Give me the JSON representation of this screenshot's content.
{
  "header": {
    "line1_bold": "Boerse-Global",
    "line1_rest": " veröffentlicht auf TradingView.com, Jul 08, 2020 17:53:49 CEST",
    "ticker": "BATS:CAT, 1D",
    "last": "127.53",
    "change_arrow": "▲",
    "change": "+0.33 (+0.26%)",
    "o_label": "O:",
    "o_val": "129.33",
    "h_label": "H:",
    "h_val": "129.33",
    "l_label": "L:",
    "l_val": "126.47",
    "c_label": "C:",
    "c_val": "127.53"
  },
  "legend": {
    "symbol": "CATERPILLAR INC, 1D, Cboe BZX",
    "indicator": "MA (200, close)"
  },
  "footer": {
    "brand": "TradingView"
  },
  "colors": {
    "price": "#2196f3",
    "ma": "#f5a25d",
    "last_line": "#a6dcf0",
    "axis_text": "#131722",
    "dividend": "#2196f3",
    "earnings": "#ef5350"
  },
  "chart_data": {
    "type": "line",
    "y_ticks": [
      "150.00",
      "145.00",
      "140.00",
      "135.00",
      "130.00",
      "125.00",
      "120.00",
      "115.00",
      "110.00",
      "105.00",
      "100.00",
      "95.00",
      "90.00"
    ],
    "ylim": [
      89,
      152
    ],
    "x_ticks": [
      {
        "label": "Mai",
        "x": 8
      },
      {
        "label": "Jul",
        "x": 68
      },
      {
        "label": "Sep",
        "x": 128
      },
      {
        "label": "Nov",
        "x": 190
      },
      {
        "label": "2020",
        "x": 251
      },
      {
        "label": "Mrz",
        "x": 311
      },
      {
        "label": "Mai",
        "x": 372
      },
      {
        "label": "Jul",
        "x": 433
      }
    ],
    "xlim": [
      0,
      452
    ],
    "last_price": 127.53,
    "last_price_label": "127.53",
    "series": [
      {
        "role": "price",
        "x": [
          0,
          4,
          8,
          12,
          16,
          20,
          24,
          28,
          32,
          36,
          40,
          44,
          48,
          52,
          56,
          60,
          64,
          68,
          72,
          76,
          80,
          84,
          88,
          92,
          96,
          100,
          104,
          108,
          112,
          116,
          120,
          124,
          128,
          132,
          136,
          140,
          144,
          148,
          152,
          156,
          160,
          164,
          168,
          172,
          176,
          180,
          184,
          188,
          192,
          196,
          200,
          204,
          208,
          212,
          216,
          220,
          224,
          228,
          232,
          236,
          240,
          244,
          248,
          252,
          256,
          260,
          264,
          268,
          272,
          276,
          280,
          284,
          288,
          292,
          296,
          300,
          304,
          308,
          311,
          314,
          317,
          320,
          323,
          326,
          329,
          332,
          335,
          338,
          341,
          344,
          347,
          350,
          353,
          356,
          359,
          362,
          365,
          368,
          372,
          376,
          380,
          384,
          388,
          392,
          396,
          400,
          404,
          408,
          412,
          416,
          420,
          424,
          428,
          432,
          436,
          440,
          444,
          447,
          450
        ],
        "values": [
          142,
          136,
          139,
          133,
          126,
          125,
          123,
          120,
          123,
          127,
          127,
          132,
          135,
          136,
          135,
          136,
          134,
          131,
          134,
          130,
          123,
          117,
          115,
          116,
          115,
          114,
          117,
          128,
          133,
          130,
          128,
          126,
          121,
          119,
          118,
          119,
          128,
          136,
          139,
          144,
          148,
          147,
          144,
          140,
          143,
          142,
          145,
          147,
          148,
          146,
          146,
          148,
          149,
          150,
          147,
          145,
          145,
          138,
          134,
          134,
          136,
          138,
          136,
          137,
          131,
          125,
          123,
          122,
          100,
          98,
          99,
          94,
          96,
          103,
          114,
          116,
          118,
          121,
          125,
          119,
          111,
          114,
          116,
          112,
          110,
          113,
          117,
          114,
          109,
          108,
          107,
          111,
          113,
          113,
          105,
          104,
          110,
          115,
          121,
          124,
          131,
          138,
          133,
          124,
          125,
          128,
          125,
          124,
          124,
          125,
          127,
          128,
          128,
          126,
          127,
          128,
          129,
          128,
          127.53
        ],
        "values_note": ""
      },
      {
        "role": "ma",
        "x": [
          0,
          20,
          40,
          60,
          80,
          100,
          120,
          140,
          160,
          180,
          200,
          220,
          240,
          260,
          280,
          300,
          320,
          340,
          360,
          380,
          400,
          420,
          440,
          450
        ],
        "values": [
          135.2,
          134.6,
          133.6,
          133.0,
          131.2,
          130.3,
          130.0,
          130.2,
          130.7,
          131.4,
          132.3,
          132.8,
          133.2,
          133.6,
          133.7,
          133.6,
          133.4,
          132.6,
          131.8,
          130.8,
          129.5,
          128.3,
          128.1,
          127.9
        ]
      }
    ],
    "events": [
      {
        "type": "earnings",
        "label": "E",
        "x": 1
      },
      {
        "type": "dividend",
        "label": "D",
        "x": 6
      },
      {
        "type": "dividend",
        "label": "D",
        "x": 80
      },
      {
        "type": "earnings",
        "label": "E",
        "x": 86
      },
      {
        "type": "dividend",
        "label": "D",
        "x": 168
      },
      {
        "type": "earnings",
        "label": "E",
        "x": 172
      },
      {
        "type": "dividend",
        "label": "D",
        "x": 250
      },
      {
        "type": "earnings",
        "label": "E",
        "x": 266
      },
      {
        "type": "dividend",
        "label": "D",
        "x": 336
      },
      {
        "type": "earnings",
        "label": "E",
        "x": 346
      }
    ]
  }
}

☆ ☆ ☆ ☆ ☆ ☆ ☆

- _TASK_:
All of the lines above must be returned exactly.

- _RESULT OF THIS EXERCISE_:
Give me the JSON representation of this screenshot's content.
{
  "header": {
    "line1_bold": "Boerse-Global",
    "line1_rest": " veröffentlicht auf TradingView.com, Jul 08, 2020 17:53:49 CEST",
    "ticker": "BATS:CAT, 1D",
    "last": "127.53",
    "change_arrow": "▲",
    "change": "+0.33 (+0.26%)",
    "o_label": "O:",
    "o_val": "129.33",
    "h_label": "H:",
    "h_val": "129.33",
    "l_label": "L:",
    "l_val": "126.47",
    "c_label": "C:",
    "c_val": "127.53"
  },
  "legend": {
    "symbol": "CATERPILLAR INC, 1D, Cboe BZX",
    "indicator": "MA (200, close)"
  },
  "footer": {
    "brand": "TradingView"
  },
  "colors": {
    "price": "#2196f3",
    "ma": "#f5a25d",
    "last_line": "#a6dcf0",
    "axis_text": "#131722",
    "dividend": "#2196f3",
    "earnings": "#ef5350"
  },
  "chart_data": {
    "type": "line",
    "y_ticks": [
      "150.00",
      "145.00",
      "140.00",
      "135.00",
      "130.00",
      "125.00",
      "120.00",
      "115.00",
      "110.00",
      "105.00",
      "100.00",
      "95.00",
      "90.00"
    ],
    "ylim": [
      89,
      152
    ],
    "x_ticks": [
      {
        "label": "Mai",
        "x": 8
      },
      {
        "label": "Jul",
        "x": 68
      },
      {
        "label": "Sep",
        "x": 128
      },
      {
        "label": "Nov",
        "x": 190
      },
      {
        "label": "2020",
        "x": 251
      },
      {
        "label": "Mrz",
        "x": 311
      },
      {
        "label": "Mai",
        "x": 372
      },
      {
        "label": "Jul",
        "x": 433
      }
    ],
    "xlim": [
      0,
      452
    ],
    "last_price": 127.53,
    "last_price_label": "127.53",
    "series": [
      {
        "role": "price",
        "x": [
          0,
          4,
          8,
          12,
          16,
          20,
          24,
          28,
          32,
          36,
          40,
          44,
          48,
          52,
          56,
          60,
          64,
          68,
          72,
          76,
          80,
          84,
          88,
          92,
          96,
          100,
          104,
          108,
          112,
          116,
          120,
          124,
          128,
          132,
          136,
          140,
          144,
          148,
          152,
          156,
          160,
          164,
          168,
          172,
          176,
          180,
          184,
          188,
          192,
          196,
          200,
          204,
          208,
          212,
          216,
          220,
          224,
          228,
          232,
          236,
          240,
          244,
          248,
          252,
          256,
          260,
          264,
          268,
          272,
          276,
          280,
          284,
          288,
          292,
          296,
          300,
          304,
          308,
          311,
          314,
          317,
          320,
          323,
          326,
          329,
          332,
          335,
          338,
          341,
          344,
          347,
          350,
          353,
          356,
          359,
          362,
          365,
          368,
          372,
          376,
          380,
          384,
          388,
          392,
          396,
          400,
          404,
          408,
          412,
          416,
          420,
          424,
          428,
          432,
          436,
          440,
          444,
          447,
          450
        ],
        "values": [
          142,
          136,
          139,
          133,
          126,
          125,
          123,
          120,
          123,
          127,
          127,
          132,
          135,
          136,
          135,
          136,
          134,
          131,
          134,
          130,
          123,
          117,
          115,
          116,
          115,
          114,
          117,
          128,
          133,
          130,
          128,
          126,
          121,
          119,
          118,
          119,
          128,
          136,
          139,
          144,
          148,
          147,
          144,
          140,
          143,
          142,
          145,
          147,
          148,
          146,
          146,
          148,
          149,
          150,
          147,
          145,
          145,
          138,
          134,
          134,
          136,
          138,
          136,
          137,
          131,
          125,
          123,
          122,
          100,
          98,
          99,
          94,
          96,
          103,
          114,
          116,
          118,
          121,
          125,
          119,
          111,
          114,
          116,
          112,
          110,
          113,
          117,
          114,
          109,
          108,
          107,
          111,
          113,
          113,
          105,
          104,
          110,
          115,
          121,
          124,
          131,
          138,
          133,
          124,
          125,
          128,
          125,
          124,
          124,
          125,
          127,
          128,
          128,
          126,
          127,
          128,
          129,
          128,
          127.53
        ],
        "values_note": ""
      },
      {
        "role": "ma",
        "x": [
          0,
          20,
          40,
          60,
          80,
          100,
          120,
          140,
          160,
          180,
          200,
          220,
          240,
          260,
          280,
          300,
          320,
          340,
          360,
          380,
          400,
          420,
          440,
          450
        ],
        "values": [
          135.2,
          134.6,
          133.6,
          133.0,
          131.2,
          130.3,
          130.0,
          130.2,
          130.7,
          131.4,
          132.3,
          132.8,
          133.2,
          133.6,
          133.7,
          133.6,
          133.4,
          132.6,
          131.8,
          130.8,
          129.5,
          128.3,
          128.1,
          127.9
        ]
      }
    ],
    "events": [
      {
        "type": "earnings",
        "label": "E",
        "x": 1
      },
      {
        "type": "dividend",
        "label": "D",
        "x": 6
      },
      {
        "type": "dividend",
        "label": "D",
        "x": 80
      },
      {
        "type": "earnings",
        "label": "E",
        "x": 86
      },
      {
        "type": "dividend",
        "label": "D",
        "x": 168
      },
      {
        "type": "earnings",
        "label": "E",
        "x": 172
      },
      {
        "type": "dividend",
        "label": "D",
        "x": 250
      },
      {
        "type": "earnings",
        "label": "E",
        "x": 266
      },
      {
        "type": "dividend",
        "label": "D",
        "x": 336
      },
      {
        "type": "earnings",
        "label": "E",
        "x": 346
      }
    ]
  }
}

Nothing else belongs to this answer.